→ **Given task**:
Search the listing below for "screenshot". Copy each matching line.

→ **Provided data**:
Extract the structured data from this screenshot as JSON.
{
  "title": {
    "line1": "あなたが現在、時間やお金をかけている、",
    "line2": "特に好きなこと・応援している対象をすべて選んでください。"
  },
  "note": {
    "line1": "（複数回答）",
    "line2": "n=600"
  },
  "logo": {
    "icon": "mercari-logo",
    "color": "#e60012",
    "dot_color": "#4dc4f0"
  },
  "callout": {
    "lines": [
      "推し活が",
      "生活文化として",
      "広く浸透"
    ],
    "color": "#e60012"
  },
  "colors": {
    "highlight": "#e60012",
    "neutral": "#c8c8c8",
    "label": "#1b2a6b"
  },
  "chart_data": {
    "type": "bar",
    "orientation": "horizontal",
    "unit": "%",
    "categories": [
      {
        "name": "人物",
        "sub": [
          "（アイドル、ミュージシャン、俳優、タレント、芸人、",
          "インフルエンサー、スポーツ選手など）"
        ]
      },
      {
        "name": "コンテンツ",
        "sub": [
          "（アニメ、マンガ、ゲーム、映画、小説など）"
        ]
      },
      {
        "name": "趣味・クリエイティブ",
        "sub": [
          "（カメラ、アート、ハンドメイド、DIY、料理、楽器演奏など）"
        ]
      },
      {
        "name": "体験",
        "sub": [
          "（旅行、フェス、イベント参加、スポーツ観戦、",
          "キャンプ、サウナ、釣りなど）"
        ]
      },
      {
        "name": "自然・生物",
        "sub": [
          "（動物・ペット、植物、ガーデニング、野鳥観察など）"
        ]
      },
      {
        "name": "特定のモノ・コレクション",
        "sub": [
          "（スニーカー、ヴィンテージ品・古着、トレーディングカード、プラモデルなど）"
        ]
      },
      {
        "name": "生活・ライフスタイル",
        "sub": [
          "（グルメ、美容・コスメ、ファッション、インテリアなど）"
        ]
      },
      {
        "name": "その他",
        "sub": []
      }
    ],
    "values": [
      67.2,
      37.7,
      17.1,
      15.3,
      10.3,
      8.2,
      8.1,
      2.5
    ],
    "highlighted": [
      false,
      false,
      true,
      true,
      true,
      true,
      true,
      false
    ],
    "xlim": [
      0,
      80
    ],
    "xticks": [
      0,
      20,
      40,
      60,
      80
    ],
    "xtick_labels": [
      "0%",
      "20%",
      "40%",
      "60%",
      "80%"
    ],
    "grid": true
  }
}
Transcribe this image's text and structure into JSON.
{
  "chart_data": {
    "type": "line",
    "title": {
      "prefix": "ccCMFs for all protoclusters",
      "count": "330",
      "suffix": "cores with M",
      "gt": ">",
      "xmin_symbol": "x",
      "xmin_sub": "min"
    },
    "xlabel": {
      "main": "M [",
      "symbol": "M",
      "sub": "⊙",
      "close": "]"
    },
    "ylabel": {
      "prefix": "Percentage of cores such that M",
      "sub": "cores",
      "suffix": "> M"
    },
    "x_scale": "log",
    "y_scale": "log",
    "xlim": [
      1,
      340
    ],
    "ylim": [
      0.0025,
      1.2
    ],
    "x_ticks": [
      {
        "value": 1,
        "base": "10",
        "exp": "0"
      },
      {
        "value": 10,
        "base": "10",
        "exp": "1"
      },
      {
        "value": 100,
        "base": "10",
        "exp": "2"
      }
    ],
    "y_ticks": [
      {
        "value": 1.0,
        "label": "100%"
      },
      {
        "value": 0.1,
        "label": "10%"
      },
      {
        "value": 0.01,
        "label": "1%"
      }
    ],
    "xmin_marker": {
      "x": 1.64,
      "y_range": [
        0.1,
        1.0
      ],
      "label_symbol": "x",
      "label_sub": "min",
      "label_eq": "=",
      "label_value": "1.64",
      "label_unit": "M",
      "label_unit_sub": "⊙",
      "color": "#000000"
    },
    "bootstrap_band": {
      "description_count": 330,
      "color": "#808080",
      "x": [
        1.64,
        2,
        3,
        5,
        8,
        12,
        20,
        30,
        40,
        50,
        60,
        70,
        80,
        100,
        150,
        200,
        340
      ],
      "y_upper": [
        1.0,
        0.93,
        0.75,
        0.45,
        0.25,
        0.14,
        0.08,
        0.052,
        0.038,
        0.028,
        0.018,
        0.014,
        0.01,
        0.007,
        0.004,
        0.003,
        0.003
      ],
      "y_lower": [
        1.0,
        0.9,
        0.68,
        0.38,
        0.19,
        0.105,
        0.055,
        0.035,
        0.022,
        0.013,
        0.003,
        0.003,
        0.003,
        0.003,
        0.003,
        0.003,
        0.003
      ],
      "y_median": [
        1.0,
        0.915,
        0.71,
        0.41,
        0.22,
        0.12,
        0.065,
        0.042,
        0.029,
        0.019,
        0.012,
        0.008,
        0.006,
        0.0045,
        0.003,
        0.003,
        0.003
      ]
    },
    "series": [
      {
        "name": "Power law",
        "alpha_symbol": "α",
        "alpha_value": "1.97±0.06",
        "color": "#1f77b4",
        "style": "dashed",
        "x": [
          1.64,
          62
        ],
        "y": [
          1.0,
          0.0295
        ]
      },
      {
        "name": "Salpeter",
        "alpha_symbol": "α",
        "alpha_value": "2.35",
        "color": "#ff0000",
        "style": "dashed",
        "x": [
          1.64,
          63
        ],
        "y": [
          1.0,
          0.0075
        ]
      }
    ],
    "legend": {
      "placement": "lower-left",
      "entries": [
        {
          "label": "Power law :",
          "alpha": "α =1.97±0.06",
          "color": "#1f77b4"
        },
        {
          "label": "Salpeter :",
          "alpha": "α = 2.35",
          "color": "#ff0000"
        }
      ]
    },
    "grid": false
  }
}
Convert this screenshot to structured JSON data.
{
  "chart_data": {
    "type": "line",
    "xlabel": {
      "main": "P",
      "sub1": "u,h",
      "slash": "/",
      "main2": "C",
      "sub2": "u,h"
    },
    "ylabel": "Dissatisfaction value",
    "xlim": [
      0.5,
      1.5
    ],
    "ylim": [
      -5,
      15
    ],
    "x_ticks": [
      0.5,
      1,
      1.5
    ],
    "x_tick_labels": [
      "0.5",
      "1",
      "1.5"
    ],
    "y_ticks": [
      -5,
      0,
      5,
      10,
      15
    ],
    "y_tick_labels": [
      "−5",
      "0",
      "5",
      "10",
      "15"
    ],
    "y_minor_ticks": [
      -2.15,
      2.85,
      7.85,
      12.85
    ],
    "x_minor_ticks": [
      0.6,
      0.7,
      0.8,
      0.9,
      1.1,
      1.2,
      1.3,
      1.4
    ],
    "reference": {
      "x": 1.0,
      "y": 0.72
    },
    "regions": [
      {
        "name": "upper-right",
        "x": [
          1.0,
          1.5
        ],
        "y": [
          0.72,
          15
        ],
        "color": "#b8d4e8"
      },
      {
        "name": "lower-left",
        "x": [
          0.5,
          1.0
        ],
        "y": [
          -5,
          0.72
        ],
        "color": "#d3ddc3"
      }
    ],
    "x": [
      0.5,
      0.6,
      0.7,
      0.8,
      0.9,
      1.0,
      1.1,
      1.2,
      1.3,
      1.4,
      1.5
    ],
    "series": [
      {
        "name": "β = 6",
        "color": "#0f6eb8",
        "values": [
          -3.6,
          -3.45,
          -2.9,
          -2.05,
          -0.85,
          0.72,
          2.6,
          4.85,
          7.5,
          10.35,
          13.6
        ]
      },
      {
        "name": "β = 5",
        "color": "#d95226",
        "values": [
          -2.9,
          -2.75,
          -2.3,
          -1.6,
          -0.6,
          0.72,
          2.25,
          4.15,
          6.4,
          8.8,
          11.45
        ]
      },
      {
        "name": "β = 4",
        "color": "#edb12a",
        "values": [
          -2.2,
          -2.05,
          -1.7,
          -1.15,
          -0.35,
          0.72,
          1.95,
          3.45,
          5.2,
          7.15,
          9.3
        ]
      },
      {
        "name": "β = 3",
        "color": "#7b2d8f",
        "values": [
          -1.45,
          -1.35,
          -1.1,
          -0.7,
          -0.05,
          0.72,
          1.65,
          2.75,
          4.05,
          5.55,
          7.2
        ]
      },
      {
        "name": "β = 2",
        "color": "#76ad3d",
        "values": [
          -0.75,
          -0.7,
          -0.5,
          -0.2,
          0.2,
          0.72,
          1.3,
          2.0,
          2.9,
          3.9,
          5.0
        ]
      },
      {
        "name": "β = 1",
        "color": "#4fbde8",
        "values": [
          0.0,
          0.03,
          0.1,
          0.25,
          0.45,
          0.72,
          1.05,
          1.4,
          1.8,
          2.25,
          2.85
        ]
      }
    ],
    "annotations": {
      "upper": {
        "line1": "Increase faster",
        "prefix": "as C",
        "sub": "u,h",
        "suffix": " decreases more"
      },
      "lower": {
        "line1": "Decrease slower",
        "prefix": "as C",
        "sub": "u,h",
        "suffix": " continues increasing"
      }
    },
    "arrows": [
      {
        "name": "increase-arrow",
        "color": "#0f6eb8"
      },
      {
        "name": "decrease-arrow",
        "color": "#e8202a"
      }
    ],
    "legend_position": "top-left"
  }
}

→ **Complete response**:
Extract the structured data from this screenshot as JSON.
Convert this screenshot to structured JSON data.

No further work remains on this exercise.